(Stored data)
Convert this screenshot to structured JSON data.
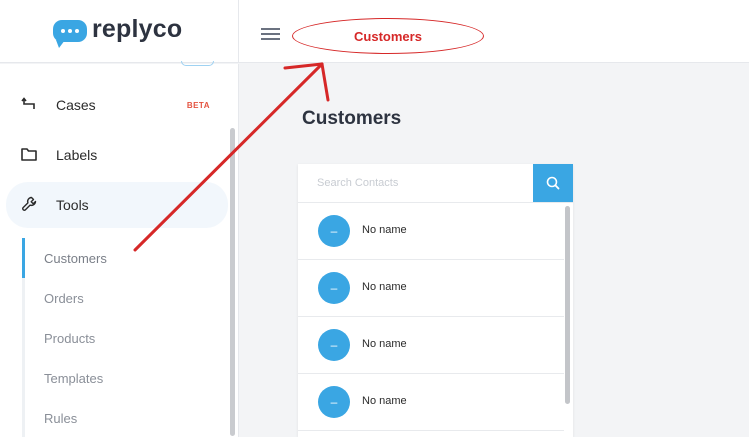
{
  "brand": {
    "name": "replyco"
  },
  "header": {
    "annotation_label": "Customers"
  },
  "sidebar": {
    "items": [
      {
        "label": "Cases",
        "badge": "BETA",
        "icon": "return-icon"
      },
      {
        "label": "Labels",
        "icon": "folder-icon"
      },
      {
        "label": "Tools",
        "icon": "wrench-icon"
      }
    ],
    "subitems": [
      {
        "label": "Customers"
      },
      {
        "label": "Orders"
      },
      {
        "label": "Products"
      },
      {
        "label": "Templates"
      },
      {
        "label": "Rules"
      }
    ]
  },
  "main": {
    "title": "Customers",
    "search": {
      "placeholder": "Search Contacts",
      "value": ""
    },
    "contacts": [
      {
        "initials": "–",
        "name": "No name"
      },
      {
        "initials": "–",
        "name": "No name"
      },
      {
        "initials": "–",
        "name": "No name"
      },
      {
        "initials": "–",
        "name": "No name"
      }
    ]
  },
  "colors": {
    "accent": "#3aa6e3",
    "annotation": "#d62828",
    "badge": "#e4523f"
  }
}
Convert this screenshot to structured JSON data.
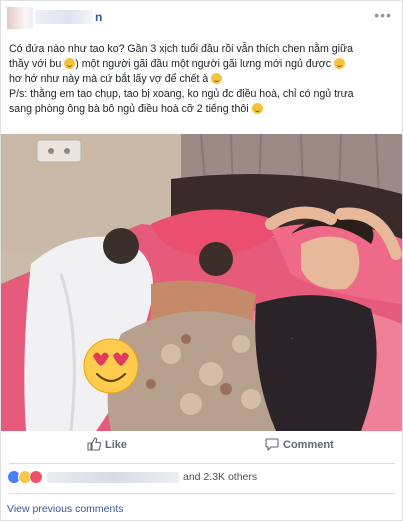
{
  "post": {
    "menu_glyph": "•••",
    "author_tail": "n",
    "lines": [
      "Có đứa nào như tao ko? Gần 3 xịch tuổi đầu rồi vẫn thích chen nằm giữa",
      "thầy với bu",
      ") một người gãi đầu một người gãi lưng mới ngủ được",
      "hơ hớ như này mà cứ bắt lấy vợ để chết à",
      "P/s: thằng em tao chụp, tao bị xoang, ko ngủ đc điều hoà, chỉ có ngủ trưa",
      "sang phòng ông bà bô ngủ điều hoà cỡ 2 tiếng thôi"
    ]
  },
  "actions": {
    "like_label": "Like",
    "comment_label": "Comment"
  },
  "reactions": {
    "icons": [
      "like-reaction-icon",
      "haha-reaction-icon",
      "love-reaction-icon"
    ],
    "count_text": "and 2.3K others"
  },
  "comments": {
    "view_previous": "View previous comments"
  },
  "colors": {
    "link": "#385898",
    "like_blue": "#4a7ef6",
    "love_red": "#f25268",
    "haha_yellow": "#f7c844"
  }
}
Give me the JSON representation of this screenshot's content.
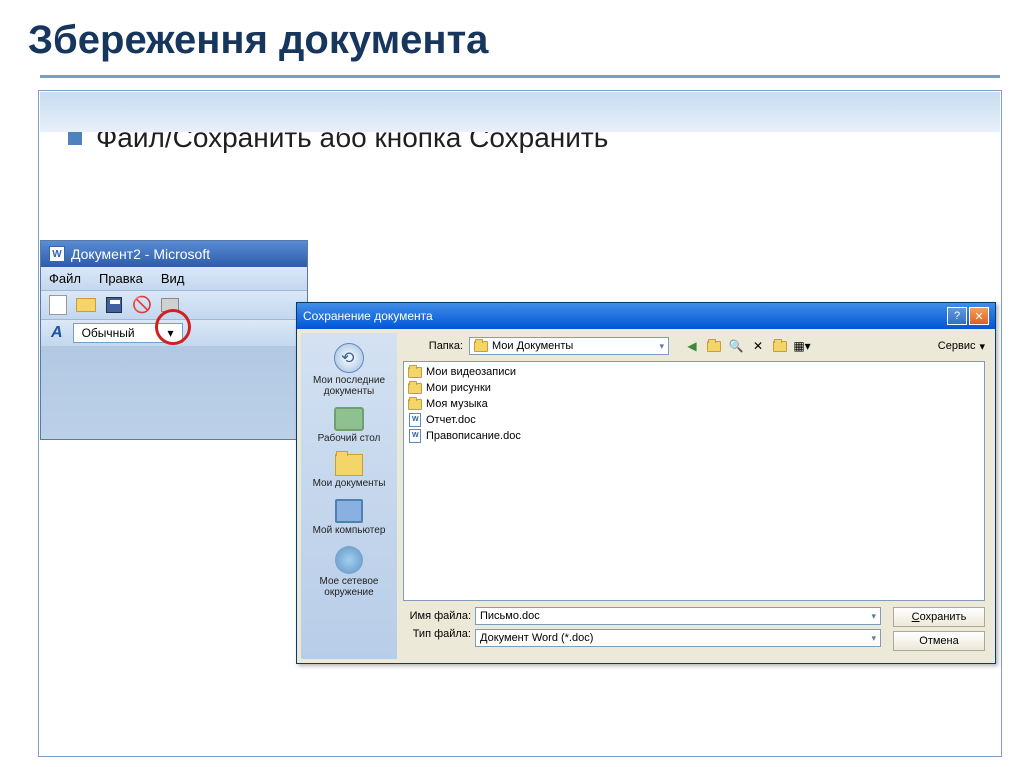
{
  "slide": {
    "title": "Збереження документа",
    "bullet": "Файл/Сохранить  або кнопка Сохранить"
  },
  "word": {
    "title": "Документ2 - Microsoft",
    "menu": {
      "file": "Файл",
      "edit": "Правка",
      "view": "Вид"
    },
    "style": "Обычный",
    "aa": "A"
  },
  "dialog": {
    "title": "Сохранение документа",
    "folder_label": "Папка:",
    "folder_value": "Мои Документы",
    "tools_label": "Сервис",
    "places": {
      "recent": "Мои последние документы",
      "desktop": "Рабочий стол",
      "mydocs": "Мои документы",
      "computer": "Мой компьютер",
      "network": "Мое сетевое окружение"
    },
    "files": {
      "f1": "Мои видеозаписи",
      "f2": "Мои рисунки",
      "f3": "Моя музыка",
      "f4": "Отчет.doc",
      "f5": "Правописание.doc"
    },
    "filename_label": "Имя файла:",
    "filename_value": "Письмо.doc",
    "filetype_label": "Тип файла:",
    "filetype_value": "Документ Word (*.doc)",
    "btn_save": "Сохранить",
    "btn_cancel": "Отмена"
  }
}
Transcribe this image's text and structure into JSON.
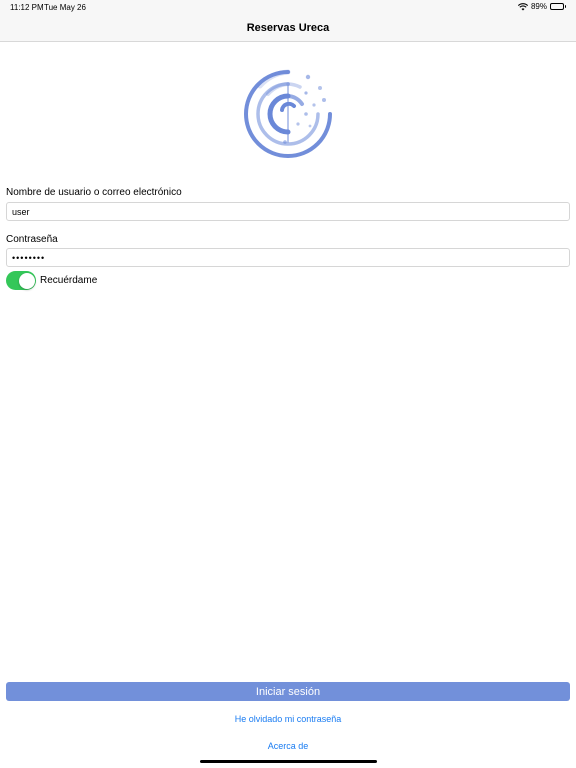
{
  "status_bar": {
    "time": "11:12 PM",
    "date": "Tue May 26",
    "battery_percent": "89%",
    "battery_level": 0.89
  },
  "nav": {
    "title": "Reservas Ureca"
  },
  "logo": {
    "icon": "ureca-logo-icon",
    "color": "#6a88d8"
  },
  "form": {
    "username_label": "Nombre de usuario o correo electrónico",
    "username_value": "user",
    "password_label": "Contraseña",
    "password_value": "••••••••",
    "remember_label": "Recuérdame",
    "remember_on": true
  },
  "actions": {
    "login_label": "Iniciar sesión",
    "forgot_label": "He olvidado mi contraseña",
    "about_label": "Acerca de"
  },
  "colors": {
    "accent": "#7290da",
    "link": "#1a7cf2",
    "toggle_on": "#34c759"
  }
}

*To be done*: Exclude all pictures and reproduce verbatim the lines running from the line that contains "Give me the" to the end of the data above, both ends included.

*Reply to the task*:
Give me the JSON representation of this screenshot's content.
{
  "slide": {
    "title": "Збереження документа",
    "bullet": "Файл/Сохранить  або кнопка Сохранить"
  },
  "word": {
    "title": "Документ2 - Microsoft",
    "menu": {
      "file": "Файл",
      "edit": "Правка",
      "view": "Вид"
    },
    "style": "Обычный",
    "aa": "A"
  },
  "dialog": {
    "title": "Сохранение документа",
    "folder_label": "Папка:",
    "folder_value": "Мои Документы",
    "tools_label": "Сервис",
    "places": {
      "recent": "Мои последние документы",
      "desktop": "Рабочий стол",
      "mydocs": "Мои документы",
      "computer": "Мой компьютер",
      "network": "Мое сетевое окружение"
    },
    "files": {
      "f1": "Мои видеозаписи",
      "f2": "Мои рисунки",
      "f3": "Моя музыка",
      "f4": "Отчет.doc",
      "f5": "Правописание.doc"
    },
    "filename_label": "Имя файла:",
    "filename_value": "Письмо.doc",
    "filetype_label": "Тип файла:",
    "filetype_value": "Документ Word (*.doc)",
    "btn_save": "Сохранить",
    "btn_cancel": "Отмена"
  }
}
Transcribe this image's text and structure into JSON.
{
  "status_bar": {
    "time": "11:12 PM",
    "date": "Tue May 26",
    "battery_percent": "89%",
    "battery_level": 0.89
  },
  "nav": {
    "title": "Reservas Ureca"
  },
  "logo": {
    "icon": "ureca-logo-icon",
    "color": "#6a88d8"
  },
  "form": {
    "username_label": "Nombre de usuario o correo electrónico",
    "username_value": "user",
    "password_label": "Contraseña",
    "password_value": "••••••••",
    "remember_label": "Recuérdame",
    "remember_on": true
  },
  "actions": {
    "login_label": "Iniciar sesión",
    "forgot_label": "He olvidado mi contraseña",
    "about_label": "Acerca de"
  },
  "colors": {
    "accent": "#7290da",
    "link": "#1a7cf2",
    "toggle_on": "#34c759"
  }
}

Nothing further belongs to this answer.